§ WORK REQUIRED
How many lines of the entries below include the word "translate"? Answer with the number alone.

§ INFORMATION SUPPLIED

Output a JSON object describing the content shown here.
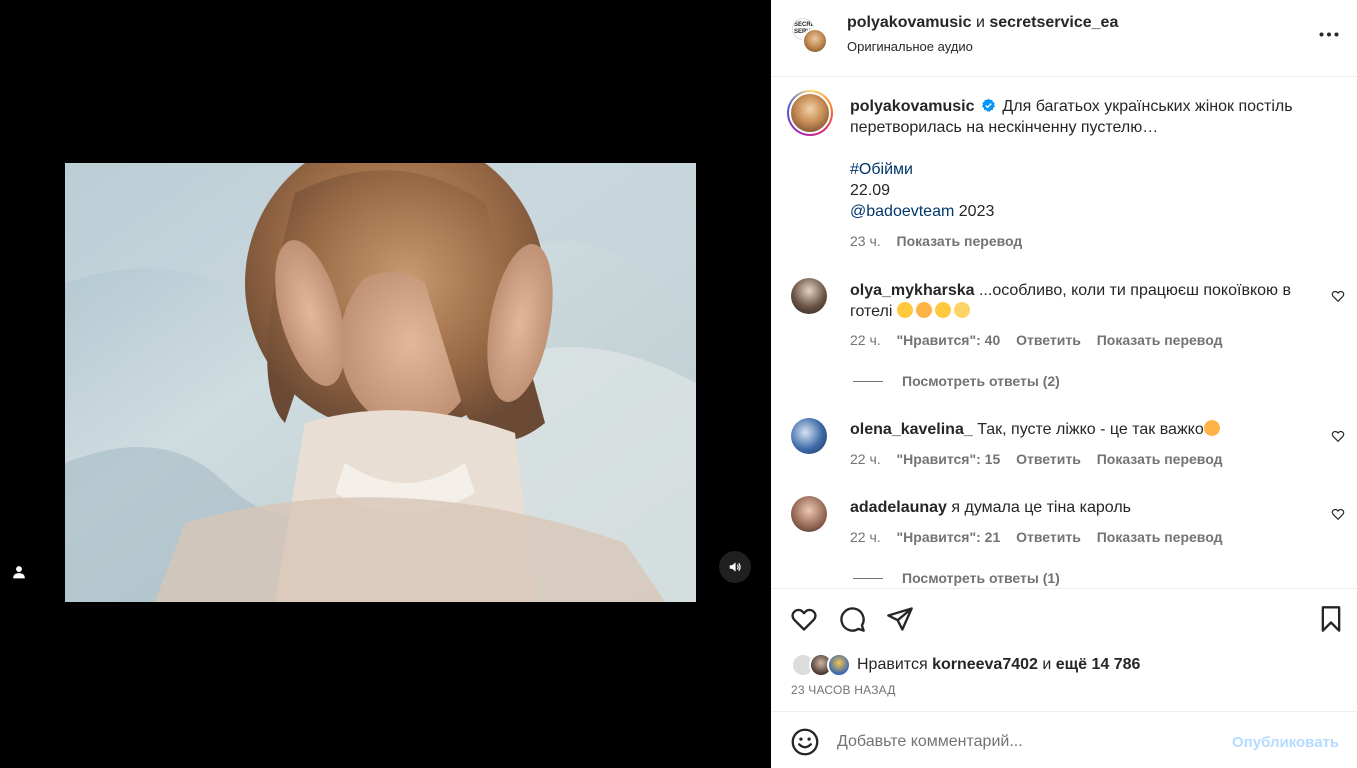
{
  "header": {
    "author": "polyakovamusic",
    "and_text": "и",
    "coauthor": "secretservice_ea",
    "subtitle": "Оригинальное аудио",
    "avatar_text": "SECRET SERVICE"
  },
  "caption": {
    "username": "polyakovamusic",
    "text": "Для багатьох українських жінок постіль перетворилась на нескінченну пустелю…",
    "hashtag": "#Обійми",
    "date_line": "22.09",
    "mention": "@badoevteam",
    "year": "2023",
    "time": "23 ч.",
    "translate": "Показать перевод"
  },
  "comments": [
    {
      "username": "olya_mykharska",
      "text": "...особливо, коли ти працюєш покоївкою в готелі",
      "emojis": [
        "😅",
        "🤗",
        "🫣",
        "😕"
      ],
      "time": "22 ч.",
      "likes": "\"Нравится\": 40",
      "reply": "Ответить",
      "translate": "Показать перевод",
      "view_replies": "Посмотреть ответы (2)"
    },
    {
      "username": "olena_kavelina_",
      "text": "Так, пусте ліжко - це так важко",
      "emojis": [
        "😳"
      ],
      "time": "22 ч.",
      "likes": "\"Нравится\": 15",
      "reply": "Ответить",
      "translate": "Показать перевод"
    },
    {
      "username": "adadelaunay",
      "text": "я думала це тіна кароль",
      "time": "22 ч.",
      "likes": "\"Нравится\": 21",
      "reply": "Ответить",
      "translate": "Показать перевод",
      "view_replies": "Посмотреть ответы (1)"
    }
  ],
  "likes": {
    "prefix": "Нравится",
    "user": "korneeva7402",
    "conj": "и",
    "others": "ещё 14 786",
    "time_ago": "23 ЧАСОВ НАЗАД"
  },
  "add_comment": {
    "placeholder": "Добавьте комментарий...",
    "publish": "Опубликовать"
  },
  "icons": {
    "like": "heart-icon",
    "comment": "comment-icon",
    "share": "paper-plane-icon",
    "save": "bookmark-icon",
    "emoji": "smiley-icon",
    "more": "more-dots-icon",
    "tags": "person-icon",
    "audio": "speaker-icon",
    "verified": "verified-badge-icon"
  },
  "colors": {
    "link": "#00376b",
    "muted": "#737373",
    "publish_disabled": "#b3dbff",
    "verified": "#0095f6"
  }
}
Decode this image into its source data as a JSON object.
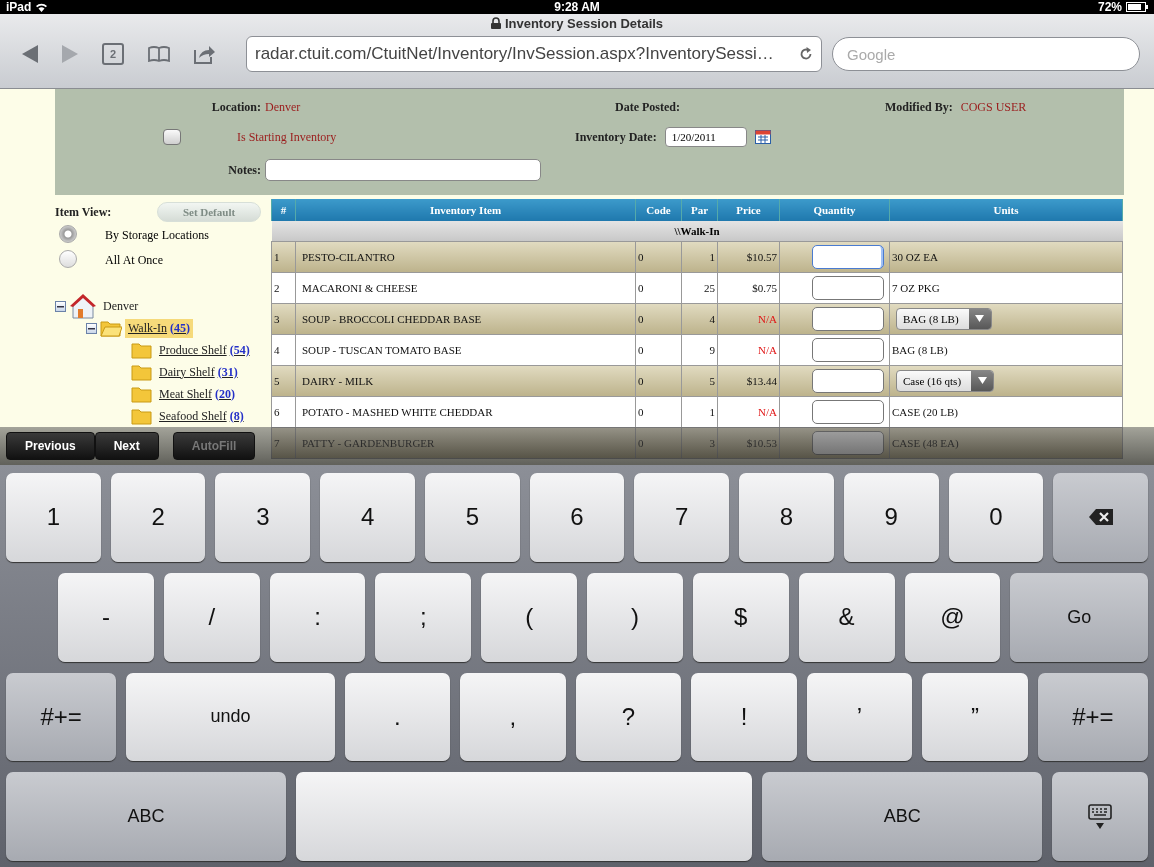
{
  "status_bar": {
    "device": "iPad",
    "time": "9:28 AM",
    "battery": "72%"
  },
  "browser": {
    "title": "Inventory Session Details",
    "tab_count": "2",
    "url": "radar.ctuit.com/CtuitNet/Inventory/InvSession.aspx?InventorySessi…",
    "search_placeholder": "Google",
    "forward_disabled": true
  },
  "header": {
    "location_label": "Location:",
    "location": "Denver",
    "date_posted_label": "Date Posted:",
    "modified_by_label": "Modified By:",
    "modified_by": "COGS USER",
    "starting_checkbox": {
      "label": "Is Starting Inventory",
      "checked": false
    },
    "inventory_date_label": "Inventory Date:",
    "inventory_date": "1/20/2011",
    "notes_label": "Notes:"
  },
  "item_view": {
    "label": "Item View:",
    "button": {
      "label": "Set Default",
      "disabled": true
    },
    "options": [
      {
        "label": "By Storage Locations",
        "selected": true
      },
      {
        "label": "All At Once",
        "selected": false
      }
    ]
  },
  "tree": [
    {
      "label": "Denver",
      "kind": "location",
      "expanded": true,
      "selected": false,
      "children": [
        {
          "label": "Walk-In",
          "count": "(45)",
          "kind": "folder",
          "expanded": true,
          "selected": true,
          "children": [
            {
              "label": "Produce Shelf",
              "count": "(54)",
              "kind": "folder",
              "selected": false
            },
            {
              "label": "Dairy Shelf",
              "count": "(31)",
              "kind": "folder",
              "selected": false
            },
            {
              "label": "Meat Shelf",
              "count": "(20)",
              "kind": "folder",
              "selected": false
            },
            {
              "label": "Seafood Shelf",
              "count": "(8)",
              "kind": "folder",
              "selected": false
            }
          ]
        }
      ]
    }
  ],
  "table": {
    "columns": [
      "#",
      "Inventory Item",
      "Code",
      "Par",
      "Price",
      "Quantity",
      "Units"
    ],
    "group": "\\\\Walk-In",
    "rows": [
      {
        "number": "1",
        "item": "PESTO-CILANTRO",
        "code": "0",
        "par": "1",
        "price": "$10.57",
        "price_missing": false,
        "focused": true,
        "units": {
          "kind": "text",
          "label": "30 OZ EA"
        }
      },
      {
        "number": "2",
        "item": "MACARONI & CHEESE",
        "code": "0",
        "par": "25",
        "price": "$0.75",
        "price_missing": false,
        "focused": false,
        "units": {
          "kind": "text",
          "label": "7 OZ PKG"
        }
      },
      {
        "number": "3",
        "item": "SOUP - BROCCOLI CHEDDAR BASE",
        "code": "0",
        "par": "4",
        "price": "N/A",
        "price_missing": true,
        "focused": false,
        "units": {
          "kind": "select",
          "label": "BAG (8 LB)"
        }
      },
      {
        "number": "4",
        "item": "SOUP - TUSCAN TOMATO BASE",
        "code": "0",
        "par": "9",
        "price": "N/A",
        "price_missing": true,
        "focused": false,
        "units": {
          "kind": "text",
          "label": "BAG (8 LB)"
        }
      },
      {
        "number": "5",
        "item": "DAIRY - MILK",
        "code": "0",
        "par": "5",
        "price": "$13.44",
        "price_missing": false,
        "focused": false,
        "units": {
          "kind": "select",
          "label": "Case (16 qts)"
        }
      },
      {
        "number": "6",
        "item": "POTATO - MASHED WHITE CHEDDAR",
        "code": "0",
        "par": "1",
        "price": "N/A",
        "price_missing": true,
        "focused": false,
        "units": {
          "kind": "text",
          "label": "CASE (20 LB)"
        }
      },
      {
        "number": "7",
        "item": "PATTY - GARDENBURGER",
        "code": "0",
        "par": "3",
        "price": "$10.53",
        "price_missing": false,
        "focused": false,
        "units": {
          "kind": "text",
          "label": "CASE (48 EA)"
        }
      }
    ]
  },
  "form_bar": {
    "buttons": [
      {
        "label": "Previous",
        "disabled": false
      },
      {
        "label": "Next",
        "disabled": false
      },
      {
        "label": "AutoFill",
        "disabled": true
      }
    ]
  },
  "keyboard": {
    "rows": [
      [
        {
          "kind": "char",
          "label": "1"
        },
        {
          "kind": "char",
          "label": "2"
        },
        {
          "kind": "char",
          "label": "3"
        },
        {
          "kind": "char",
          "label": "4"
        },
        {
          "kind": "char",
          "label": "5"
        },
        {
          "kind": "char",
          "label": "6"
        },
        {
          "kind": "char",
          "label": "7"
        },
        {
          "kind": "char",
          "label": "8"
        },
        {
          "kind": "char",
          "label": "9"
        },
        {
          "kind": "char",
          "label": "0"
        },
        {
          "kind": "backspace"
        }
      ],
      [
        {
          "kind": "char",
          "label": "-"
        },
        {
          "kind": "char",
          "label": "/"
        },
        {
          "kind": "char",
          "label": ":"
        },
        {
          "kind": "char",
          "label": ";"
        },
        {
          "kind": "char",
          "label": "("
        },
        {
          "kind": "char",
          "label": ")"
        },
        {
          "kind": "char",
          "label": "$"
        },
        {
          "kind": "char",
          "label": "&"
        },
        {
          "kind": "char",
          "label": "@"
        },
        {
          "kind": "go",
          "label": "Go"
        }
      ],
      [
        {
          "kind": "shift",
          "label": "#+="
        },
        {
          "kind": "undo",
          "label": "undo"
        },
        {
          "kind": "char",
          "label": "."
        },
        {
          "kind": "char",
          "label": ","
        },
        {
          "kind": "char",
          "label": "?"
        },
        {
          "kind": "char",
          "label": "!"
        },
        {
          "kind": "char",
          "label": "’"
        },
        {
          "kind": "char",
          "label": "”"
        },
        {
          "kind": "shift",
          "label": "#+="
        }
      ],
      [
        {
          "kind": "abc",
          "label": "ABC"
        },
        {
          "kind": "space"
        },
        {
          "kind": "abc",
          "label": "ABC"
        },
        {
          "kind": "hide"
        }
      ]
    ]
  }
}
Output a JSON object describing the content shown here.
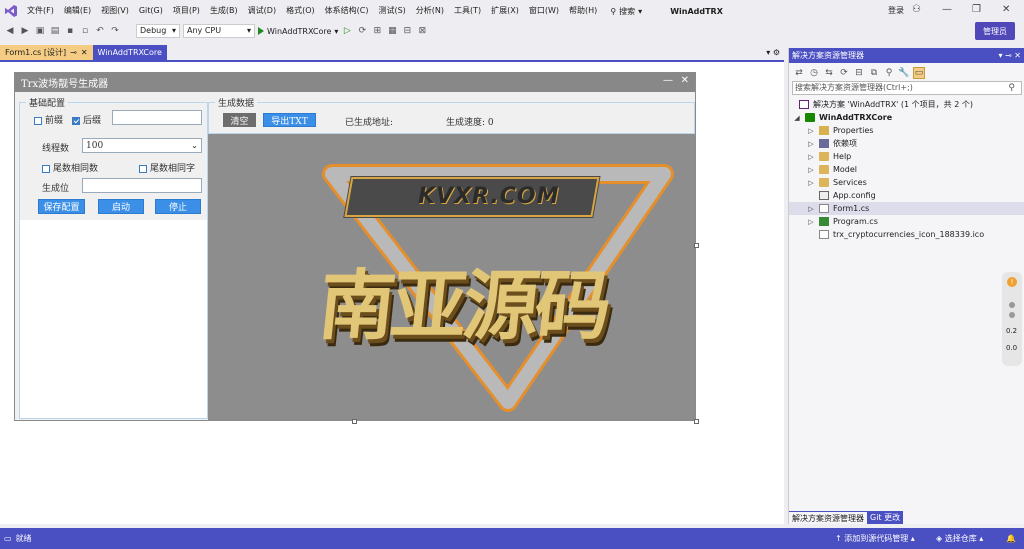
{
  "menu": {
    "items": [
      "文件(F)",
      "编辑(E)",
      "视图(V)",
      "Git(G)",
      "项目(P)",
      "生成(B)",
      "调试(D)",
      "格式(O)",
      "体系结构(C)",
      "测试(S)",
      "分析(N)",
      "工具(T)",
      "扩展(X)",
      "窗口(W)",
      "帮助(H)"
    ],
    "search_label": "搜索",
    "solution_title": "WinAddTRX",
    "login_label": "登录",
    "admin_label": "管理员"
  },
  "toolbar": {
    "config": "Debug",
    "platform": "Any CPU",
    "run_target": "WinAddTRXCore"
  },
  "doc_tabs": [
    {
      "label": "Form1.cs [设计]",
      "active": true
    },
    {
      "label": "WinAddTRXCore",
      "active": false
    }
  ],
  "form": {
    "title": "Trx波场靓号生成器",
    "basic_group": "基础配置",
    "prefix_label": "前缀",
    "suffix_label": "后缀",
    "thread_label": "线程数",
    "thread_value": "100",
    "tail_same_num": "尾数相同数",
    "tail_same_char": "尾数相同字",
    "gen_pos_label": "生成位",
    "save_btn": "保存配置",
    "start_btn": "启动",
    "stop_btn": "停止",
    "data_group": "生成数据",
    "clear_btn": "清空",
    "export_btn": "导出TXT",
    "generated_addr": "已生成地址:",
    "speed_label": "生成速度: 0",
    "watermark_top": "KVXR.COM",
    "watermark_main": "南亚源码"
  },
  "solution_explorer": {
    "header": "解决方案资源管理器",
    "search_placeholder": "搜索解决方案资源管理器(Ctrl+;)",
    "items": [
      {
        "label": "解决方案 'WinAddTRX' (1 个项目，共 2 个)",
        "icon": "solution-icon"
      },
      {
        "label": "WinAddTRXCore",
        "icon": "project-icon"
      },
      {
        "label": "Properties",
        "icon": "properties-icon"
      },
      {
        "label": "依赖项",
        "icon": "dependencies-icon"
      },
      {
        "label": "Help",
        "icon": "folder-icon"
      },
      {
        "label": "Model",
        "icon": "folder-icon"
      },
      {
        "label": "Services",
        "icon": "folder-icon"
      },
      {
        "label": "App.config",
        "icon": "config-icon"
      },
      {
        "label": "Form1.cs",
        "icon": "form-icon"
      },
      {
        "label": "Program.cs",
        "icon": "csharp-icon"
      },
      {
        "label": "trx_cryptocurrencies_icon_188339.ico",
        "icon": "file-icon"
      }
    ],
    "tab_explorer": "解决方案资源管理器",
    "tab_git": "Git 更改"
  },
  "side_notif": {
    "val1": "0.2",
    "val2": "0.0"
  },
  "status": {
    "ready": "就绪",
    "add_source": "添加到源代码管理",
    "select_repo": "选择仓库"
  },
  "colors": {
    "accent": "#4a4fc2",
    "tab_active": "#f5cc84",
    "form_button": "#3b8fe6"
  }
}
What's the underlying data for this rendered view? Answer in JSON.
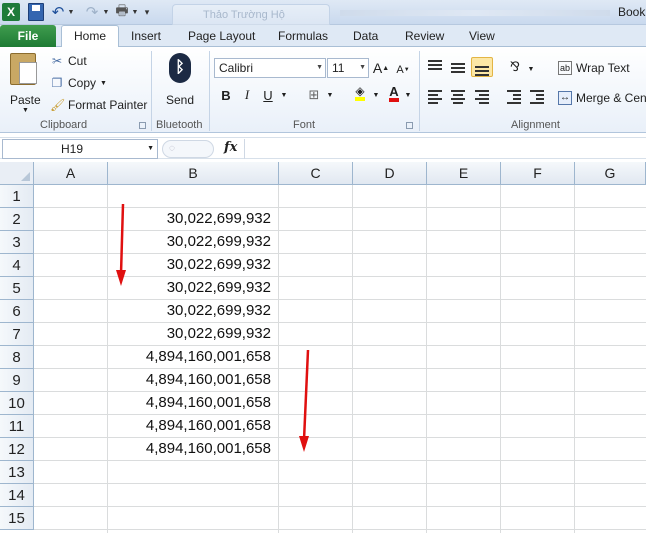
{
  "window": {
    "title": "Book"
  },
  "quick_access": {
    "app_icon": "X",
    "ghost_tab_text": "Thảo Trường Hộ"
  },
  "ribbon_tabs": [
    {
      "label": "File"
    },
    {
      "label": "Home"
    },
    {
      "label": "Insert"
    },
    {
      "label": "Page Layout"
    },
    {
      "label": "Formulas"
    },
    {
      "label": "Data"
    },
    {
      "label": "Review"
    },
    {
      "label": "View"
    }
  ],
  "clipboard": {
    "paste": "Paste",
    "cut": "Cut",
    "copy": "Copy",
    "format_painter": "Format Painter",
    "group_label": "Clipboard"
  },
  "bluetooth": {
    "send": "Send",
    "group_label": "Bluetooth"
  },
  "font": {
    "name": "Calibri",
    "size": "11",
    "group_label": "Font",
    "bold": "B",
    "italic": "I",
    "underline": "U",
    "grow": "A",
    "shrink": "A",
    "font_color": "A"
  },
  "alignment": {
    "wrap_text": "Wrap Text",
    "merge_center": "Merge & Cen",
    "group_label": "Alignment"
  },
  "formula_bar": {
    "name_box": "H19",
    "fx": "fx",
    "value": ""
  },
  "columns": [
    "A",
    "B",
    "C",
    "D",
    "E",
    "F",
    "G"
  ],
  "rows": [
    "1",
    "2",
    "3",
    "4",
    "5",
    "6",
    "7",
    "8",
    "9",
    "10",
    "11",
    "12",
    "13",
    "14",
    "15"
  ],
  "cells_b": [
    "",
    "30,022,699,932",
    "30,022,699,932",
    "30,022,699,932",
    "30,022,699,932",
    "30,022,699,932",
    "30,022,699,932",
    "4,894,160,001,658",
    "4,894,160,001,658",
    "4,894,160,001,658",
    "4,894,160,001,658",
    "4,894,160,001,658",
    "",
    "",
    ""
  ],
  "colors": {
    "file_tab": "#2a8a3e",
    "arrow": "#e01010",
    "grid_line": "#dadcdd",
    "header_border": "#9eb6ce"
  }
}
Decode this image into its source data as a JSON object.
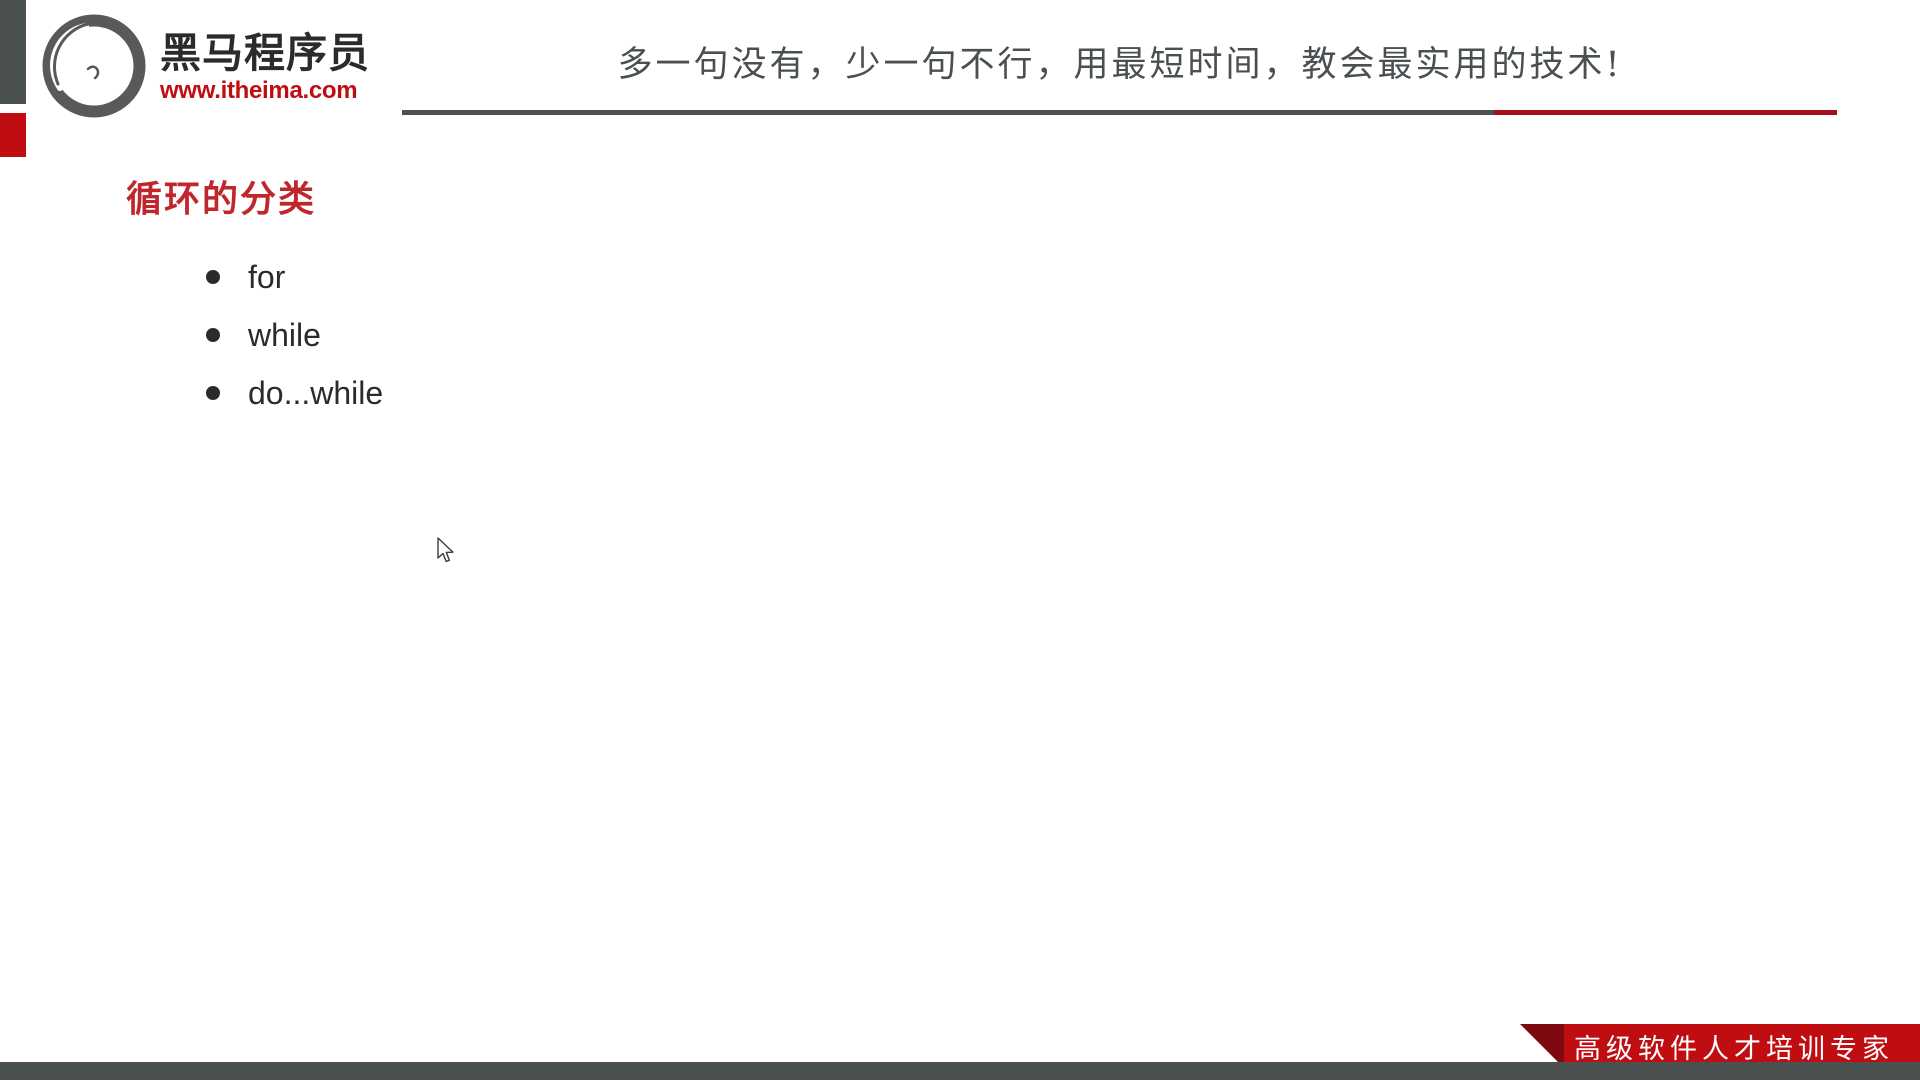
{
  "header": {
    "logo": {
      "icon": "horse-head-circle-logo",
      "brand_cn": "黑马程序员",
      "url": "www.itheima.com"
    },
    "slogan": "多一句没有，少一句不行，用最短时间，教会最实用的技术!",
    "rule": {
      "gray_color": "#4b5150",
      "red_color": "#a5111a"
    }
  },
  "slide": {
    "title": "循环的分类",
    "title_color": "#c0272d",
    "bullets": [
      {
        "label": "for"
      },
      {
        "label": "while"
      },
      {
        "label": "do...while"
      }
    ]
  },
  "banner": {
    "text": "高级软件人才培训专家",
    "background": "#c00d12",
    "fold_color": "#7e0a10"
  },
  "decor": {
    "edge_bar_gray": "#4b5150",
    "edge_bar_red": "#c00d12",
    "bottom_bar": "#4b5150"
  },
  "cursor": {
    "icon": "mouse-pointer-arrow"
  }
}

§ WRITTEN SOLUTION
4